> _Data listing_:
######

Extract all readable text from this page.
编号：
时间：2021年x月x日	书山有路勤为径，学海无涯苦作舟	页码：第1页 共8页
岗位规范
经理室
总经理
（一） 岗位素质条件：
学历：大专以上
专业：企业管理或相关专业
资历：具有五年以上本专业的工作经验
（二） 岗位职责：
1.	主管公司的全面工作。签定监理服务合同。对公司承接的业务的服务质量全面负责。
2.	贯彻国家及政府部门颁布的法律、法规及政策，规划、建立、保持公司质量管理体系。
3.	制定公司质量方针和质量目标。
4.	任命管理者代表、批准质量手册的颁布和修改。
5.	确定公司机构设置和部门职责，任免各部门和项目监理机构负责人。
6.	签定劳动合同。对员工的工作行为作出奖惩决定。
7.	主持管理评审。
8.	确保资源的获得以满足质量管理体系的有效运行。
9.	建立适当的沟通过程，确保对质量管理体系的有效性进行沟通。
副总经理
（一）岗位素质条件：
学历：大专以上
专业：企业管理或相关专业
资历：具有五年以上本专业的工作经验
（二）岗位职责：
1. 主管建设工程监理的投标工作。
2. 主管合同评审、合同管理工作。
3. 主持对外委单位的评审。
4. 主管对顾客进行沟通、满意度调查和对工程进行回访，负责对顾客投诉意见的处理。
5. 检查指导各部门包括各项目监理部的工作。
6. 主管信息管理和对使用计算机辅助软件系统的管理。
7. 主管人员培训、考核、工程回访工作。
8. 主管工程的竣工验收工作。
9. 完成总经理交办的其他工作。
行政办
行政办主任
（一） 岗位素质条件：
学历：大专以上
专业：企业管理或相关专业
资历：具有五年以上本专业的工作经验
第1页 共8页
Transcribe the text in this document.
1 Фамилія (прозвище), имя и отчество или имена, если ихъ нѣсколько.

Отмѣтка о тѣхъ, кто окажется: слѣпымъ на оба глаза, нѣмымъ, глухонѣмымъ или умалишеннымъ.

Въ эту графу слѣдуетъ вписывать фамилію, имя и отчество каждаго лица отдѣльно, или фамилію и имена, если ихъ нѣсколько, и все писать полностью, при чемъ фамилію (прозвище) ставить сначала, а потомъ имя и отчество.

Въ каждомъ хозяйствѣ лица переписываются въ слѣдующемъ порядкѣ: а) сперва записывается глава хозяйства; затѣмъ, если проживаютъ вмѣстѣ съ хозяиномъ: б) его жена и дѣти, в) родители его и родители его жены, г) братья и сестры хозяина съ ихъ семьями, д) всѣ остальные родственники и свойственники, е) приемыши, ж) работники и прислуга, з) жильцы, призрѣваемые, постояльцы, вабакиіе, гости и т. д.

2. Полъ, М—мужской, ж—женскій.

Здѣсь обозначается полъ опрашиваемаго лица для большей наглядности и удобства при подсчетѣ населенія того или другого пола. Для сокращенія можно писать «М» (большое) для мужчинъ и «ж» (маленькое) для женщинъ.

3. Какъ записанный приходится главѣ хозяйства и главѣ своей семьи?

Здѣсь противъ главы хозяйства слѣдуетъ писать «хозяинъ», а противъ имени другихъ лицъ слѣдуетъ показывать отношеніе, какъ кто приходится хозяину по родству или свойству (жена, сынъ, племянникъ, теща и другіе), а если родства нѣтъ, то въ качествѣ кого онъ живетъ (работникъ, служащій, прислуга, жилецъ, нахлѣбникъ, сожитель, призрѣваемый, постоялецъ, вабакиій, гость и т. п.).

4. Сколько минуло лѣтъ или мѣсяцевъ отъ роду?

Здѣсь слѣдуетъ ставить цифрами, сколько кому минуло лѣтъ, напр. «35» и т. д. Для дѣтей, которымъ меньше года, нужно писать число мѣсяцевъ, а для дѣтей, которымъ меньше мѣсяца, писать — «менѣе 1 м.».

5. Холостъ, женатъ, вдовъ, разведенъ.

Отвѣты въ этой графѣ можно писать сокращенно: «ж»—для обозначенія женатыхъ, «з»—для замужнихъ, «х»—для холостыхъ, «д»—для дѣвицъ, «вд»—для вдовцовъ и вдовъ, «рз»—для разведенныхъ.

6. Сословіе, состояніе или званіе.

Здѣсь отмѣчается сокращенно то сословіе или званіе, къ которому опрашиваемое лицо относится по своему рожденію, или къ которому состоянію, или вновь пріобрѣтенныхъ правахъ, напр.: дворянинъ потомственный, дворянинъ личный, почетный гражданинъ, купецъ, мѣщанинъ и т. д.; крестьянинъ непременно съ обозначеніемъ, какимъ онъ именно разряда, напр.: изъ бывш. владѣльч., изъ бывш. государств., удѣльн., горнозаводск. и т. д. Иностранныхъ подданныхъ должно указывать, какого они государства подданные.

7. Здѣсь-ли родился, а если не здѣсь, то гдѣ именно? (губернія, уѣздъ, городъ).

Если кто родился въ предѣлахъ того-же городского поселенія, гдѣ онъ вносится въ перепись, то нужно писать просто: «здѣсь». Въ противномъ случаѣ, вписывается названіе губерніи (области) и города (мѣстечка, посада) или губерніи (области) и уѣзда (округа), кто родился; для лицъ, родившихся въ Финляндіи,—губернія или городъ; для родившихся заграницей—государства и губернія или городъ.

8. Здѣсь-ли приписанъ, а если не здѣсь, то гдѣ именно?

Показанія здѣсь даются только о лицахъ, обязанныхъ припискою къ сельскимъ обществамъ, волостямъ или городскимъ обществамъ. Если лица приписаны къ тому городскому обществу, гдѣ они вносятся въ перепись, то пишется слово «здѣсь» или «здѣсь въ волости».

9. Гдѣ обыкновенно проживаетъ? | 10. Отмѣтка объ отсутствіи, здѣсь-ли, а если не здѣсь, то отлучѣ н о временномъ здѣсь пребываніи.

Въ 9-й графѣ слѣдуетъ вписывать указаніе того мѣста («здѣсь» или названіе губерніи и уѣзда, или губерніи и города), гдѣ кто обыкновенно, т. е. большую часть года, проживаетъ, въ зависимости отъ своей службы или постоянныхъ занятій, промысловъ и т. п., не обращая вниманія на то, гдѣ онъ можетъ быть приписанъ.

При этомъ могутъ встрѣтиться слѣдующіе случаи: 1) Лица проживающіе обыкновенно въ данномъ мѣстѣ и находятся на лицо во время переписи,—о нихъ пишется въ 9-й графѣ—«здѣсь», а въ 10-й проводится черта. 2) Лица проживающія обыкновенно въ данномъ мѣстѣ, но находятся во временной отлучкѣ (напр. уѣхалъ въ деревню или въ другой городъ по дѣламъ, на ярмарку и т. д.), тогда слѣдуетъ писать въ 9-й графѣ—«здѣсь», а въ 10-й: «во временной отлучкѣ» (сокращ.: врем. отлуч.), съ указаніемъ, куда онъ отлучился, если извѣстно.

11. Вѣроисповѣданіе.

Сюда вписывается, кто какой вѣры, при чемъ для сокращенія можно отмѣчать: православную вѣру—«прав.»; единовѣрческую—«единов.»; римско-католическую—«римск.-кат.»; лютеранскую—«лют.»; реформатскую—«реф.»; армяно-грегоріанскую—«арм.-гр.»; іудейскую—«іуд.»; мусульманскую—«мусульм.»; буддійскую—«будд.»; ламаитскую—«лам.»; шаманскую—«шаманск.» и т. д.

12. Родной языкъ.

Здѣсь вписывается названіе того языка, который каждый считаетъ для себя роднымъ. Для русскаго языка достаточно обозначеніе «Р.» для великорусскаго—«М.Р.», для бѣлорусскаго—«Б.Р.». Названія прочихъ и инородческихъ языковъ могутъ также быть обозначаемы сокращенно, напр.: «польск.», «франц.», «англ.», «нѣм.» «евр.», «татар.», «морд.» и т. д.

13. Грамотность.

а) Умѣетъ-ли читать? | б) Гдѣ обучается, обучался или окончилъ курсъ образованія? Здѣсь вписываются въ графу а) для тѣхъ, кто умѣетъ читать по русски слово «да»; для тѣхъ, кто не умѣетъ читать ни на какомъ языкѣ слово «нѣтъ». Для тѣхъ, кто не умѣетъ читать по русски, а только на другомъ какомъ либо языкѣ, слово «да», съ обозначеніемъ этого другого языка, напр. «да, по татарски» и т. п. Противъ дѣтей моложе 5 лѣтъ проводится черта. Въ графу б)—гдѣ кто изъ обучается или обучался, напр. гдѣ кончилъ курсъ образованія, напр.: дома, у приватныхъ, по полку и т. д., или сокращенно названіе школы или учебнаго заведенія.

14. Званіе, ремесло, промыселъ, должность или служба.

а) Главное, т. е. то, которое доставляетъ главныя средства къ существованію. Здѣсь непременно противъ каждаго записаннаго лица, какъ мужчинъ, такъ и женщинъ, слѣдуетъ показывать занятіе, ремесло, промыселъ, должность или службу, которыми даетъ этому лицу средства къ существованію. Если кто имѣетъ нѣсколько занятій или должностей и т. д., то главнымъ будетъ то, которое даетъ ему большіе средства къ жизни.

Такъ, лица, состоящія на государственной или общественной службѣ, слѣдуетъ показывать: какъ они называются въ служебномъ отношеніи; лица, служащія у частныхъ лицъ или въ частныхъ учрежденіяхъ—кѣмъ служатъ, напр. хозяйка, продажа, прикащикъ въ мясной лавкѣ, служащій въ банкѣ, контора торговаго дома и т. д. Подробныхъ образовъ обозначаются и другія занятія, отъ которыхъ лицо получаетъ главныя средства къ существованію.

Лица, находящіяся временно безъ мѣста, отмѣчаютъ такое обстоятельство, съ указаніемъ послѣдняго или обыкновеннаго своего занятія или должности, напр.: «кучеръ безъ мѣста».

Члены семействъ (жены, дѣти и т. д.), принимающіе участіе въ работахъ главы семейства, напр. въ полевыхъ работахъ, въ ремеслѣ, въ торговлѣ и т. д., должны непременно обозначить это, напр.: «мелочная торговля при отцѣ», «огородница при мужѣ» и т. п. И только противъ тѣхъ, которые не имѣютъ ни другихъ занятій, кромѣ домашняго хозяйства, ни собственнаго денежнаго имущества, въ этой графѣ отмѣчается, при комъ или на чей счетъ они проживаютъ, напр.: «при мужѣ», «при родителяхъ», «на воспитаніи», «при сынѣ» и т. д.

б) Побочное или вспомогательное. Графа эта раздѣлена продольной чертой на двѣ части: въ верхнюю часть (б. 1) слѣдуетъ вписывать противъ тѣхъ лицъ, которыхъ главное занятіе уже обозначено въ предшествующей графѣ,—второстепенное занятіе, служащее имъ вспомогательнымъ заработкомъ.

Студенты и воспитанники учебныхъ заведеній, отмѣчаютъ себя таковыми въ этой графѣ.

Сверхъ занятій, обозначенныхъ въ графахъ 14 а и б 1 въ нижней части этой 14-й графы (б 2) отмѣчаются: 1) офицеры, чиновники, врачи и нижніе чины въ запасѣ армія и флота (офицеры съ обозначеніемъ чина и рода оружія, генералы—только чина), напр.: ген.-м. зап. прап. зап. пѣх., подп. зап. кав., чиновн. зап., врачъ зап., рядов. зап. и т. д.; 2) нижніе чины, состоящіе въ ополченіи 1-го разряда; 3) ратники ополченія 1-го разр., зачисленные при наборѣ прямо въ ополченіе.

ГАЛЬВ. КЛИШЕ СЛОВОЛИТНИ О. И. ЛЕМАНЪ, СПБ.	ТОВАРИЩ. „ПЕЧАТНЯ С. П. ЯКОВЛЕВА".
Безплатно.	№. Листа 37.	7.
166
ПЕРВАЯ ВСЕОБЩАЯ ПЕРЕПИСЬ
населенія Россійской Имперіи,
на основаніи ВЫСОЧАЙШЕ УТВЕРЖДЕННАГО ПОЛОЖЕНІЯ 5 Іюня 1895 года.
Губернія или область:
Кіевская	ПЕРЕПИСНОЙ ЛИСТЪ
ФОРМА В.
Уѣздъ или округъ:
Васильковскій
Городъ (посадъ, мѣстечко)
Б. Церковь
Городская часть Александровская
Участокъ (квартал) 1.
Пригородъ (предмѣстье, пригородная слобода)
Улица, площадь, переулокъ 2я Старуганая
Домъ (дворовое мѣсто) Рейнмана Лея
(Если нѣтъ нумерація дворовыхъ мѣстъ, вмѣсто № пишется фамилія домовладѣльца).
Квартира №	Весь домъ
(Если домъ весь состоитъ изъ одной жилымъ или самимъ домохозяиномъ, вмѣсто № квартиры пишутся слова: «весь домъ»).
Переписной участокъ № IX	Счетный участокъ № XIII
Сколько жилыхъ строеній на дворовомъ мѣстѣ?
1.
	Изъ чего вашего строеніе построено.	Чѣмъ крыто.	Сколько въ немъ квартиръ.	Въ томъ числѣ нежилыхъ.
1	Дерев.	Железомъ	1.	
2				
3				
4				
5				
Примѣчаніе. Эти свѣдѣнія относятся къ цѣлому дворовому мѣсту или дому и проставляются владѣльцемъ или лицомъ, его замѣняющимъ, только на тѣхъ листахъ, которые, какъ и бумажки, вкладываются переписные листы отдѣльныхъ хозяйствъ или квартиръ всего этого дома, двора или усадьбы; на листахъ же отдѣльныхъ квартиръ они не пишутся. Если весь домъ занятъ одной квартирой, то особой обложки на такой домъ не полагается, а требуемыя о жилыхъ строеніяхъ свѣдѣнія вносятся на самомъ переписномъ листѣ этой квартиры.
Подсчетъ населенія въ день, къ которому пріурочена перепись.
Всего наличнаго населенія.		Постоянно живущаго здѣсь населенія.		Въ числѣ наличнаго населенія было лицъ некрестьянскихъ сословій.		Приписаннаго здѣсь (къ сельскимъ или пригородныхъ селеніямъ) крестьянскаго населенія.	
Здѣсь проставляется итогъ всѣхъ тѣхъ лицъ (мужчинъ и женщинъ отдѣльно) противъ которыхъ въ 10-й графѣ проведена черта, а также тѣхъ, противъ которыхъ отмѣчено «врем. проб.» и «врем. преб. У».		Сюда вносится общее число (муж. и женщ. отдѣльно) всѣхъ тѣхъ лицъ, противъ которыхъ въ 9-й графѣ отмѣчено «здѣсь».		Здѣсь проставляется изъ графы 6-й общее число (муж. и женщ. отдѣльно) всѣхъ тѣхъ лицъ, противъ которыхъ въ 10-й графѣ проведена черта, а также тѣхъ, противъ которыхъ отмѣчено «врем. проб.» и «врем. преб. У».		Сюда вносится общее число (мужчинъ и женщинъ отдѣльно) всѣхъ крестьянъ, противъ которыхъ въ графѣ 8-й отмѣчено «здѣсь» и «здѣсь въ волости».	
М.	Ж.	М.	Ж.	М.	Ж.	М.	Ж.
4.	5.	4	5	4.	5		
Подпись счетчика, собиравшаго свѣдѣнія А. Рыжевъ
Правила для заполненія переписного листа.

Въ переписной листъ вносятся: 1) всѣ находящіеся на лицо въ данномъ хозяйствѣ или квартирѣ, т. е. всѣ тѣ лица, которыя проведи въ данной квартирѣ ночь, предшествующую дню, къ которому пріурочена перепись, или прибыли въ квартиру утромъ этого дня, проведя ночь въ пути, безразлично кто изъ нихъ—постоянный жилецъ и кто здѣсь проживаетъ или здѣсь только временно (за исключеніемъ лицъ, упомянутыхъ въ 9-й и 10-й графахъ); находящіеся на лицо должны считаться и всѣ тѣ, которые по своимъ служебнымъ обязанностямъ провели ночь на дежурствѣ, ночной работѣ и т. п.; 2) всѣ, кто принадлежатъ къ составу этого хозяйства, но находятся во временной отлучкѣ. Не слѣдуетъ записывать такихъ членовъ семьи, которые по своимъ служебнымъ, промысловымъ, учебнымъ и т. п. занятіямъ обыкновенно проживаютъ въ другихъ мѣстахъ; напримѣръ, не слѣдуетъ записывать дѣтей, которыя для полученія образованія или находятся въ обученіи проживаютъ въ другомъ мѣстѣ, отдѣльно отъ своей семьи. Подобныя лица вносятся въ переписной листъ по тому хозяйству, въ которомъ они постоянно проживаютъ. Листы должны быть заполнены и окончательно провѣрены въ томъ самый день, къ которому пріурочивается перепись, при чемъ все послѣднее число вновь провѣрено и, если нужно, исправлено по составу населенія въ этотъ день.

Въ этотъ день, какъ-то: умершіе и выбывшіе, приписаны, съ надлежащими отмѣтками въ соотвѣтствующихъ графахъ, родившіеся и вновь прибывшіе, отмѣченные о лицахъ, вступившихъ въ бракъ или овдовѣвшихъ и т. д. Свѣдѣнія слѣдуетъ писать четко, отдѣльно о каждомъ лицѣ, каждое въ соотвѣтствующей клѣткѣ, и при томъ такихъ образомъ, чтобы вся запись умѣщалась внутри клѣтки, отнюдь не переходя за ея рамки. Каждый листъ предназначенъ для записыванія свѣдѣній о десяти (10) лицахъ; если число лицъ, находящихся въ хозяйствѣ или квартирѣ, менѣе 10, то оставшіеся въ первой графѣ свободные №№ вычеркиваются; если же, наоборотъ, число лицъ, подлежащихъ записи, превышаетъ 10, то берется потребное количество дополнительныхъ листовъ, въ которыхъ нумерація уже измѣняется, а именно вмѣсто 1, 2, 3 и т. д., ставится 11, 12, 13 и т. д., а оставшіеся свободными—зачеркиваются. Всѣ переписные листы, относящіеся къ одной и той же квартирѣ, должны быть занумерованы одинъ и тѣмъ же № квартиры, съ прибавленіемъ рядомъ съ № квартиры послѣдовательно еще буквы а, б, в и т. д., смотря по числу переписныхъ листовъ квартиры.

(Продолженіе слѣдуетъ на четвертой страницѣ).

######

> _Set exercise_: Using the records above, copy every line that has the word "прозвище" in it.

> _Answer below_:
1 Фамилія (прозвище), имя и отчество или имена, если ихъ нѣсколько.
Въ эту графу слѣдуетъ вписывать фамилію, имя и отчество каждаго лица отдѣльно, или фамилію и имена, если ихъ нѣсколько, и все писать полностью, при чемъ фамилію (прозвище) ставить сначала, а потомъ имя и отчество.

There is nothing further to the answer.